:: What to do ::
Pick out each line in these entries that contains the string "surface".

- - - - -

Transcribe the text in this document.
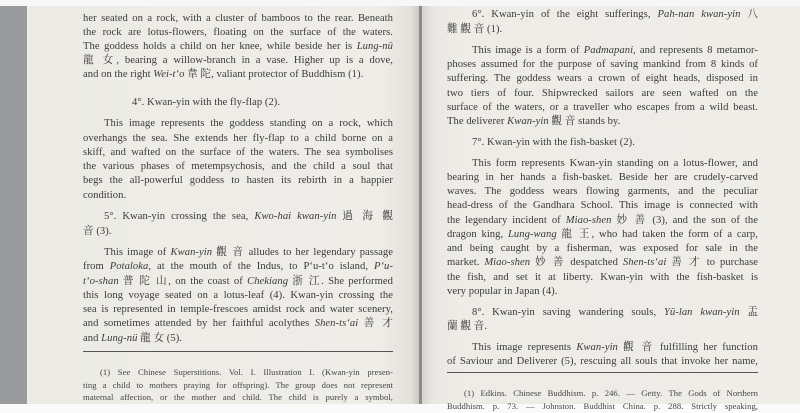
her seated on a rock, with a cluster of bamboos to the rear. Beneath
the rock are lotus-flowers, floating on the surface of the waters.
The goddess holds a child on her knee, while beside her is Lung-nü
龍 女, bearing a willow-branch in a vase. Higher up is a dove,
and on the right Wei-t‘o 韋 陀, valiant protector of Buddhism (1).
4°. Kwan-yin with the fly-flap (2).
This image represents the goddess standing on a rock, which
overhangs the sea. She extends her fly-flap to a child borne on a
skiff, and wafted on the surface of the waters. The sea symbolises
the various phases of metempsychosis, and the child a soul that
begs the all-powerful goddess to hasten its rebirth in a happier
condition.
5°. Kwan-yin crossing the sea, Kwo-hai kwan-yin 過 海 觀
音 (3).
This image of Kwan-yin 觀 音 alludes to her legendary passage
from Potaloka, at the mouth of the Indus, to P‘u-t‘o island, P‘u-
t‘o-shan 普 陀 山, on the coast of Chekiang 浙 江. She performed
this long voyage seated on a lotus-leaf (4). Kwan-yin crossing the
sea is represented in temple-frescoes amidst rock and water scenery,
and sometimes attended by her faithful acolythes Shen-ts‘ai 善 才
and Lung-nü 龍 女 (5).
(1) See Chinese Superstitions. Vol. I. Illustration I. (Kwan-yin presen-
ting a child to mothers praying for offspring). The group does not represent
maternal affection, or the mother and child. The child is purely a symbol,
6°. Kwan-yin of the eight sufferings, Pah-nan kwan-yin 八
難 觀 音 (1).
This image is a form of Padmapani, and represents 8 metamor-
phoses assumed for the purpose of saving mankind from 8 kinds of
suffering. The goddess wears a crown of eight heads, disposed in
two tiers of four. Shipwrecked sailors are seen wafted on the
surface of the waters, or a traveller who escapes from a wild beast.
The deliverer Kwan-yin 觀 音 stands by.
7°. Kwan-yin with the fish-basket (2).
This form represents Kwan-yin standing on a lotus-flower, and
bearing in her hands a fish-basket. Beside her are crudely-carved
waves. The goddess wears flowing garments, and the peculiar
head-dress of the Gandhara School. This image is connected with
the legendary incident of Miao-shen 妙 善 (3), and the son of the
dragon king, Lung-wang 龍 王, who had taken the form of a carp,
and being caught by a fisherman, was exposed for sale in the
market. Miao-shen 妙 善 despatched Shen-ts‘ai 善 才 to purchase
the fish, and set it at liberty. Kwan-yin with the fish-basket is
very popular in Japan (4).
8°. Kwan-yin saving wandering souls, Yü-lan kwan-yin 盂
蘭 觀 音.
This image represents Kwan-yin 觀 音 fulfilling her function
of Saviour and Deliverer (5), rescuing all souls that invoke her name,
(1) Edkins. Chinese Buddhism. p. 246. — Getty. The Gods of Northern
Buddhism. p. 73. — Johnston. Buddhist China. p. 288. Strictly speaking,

- - - - -

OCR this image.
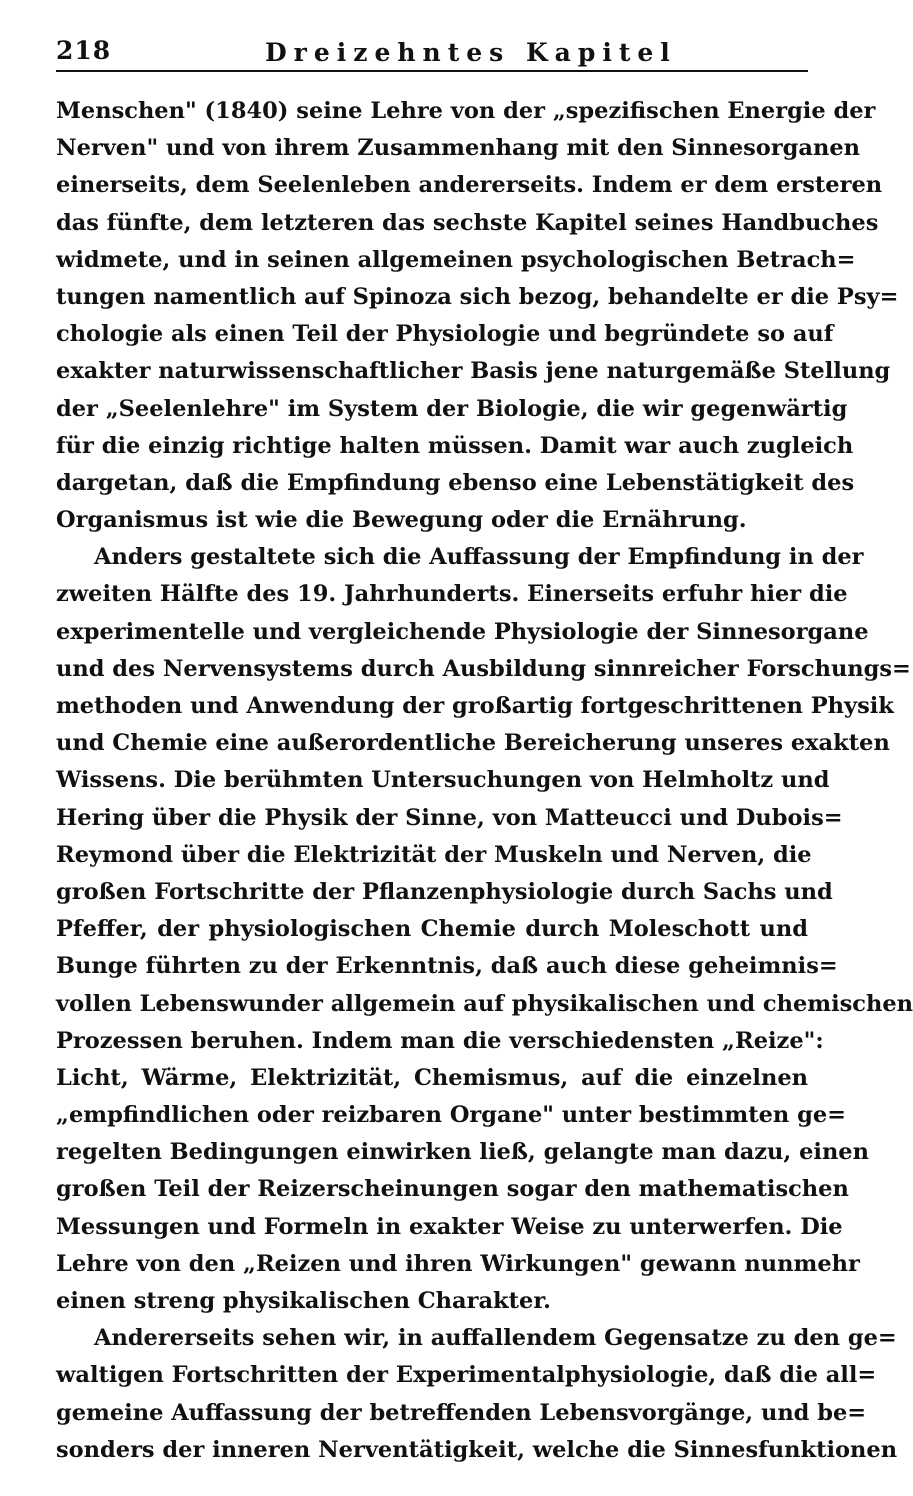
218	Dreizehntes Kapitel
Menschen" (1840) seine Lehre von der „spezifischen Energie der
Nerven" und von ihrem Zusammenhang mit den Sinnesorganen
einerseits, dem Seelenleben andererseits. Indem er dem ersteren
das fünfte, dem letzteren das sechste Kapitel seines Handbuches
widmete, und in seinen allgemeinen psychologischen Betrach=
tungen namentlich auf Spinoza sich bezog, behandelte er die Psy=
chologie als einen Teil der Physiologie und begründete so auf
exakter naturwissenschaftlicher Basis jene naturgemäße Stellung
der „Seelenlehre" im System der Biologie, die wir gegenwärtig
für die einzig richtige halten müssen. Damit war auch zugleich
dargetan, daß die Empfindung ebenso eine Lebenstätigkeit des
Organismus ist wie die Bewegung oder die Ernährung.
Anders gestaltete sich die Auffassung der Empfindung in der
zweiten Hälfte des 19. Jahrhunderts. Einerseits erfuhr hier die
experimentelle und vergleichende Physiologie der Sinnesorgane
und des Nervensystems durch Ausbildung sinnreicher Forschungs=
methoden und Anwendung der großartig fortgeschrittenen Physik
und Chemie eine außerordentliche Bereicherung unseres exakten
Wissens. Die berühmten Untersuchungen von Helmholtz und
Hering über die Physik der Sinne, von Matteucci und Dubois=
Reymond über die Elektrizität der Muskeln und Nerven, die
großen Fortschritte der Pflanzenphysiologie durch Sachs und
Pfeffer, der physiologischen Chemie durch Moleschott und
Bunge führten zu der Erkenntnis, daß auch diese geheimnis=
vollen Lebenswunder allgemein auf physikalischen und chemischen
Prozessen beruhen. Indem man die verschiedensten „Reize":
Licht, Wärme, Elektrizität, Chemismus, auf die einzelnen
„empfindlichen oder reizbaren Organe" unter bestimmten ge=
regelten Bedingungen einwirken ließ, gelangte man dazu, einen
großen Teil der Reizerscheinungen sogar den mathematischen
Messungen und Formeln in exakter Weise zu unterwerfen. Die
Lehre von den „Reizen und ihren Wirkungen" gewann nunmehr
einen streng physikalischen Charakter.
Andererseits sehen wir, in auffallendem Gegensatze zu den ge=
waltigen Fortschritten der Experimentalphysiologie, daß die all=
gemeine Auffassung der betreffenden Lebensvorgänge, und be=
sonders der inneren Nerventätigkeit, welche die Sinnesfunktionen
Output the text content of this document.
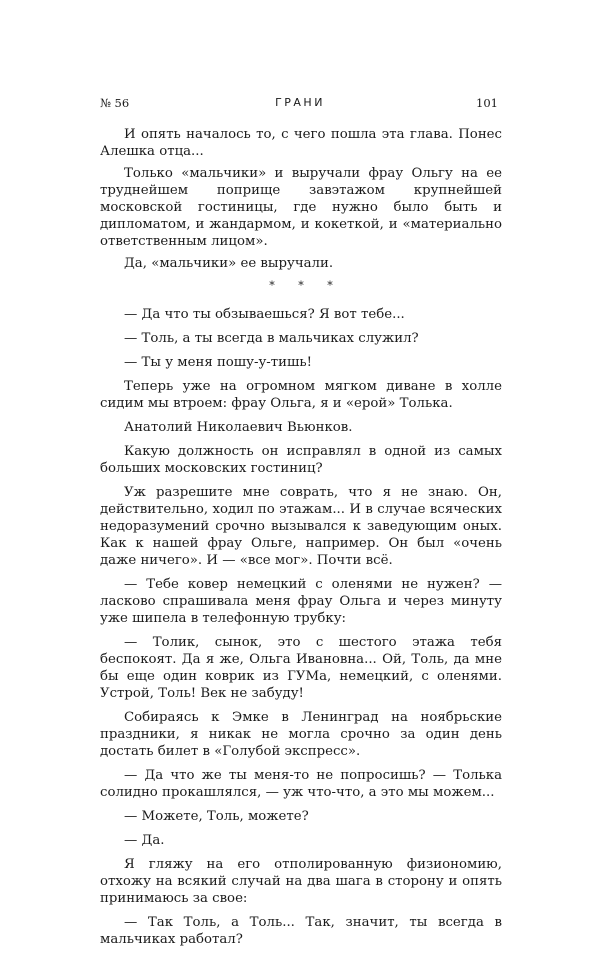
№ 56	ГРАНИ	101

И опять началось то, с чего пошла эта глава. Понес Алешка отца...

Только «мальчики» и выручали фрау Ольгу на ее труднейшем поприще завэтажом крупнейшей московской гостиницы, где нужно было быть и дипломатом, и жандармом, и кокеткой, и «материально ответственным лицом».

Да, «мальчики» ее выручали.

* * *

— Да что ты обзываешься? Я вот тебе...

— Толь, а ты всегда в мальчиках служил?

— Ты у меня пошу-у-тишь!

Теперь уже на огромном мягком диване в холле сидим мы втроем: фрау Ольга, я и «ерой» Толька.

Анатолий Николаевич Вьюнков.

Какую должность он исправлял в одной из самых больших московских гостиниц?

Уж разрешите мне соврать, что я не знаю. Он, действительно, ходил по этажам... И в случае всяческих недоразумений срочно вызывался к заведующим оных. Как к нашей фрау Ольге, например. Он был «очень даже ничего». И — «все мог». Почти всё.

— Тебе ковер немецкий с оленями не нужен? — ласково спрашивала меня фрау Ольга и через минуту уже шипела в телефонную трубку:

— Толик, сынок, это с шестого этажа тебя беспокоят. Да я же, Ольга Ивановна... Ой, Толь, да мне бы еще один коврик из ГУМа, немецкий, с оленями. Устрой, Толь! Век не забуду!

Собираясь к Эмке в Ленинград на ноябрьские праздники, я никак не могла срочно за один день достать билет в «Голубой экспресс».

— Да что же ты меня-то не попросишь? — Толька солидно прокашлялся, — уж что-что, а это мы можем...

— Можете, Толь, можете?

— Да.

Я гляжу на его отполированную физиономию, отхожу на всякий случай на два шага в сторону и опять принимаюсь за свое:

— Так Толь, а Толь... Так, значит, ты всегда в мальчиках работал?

- - - - -

:: Exercise answer ::
the rock are lotus-flowers, floating on the surface of the waters.
skiff, and wafted on the surface of the waters. The sea symbolises
surface of the waters, or a traveller who escapes from a wild beast.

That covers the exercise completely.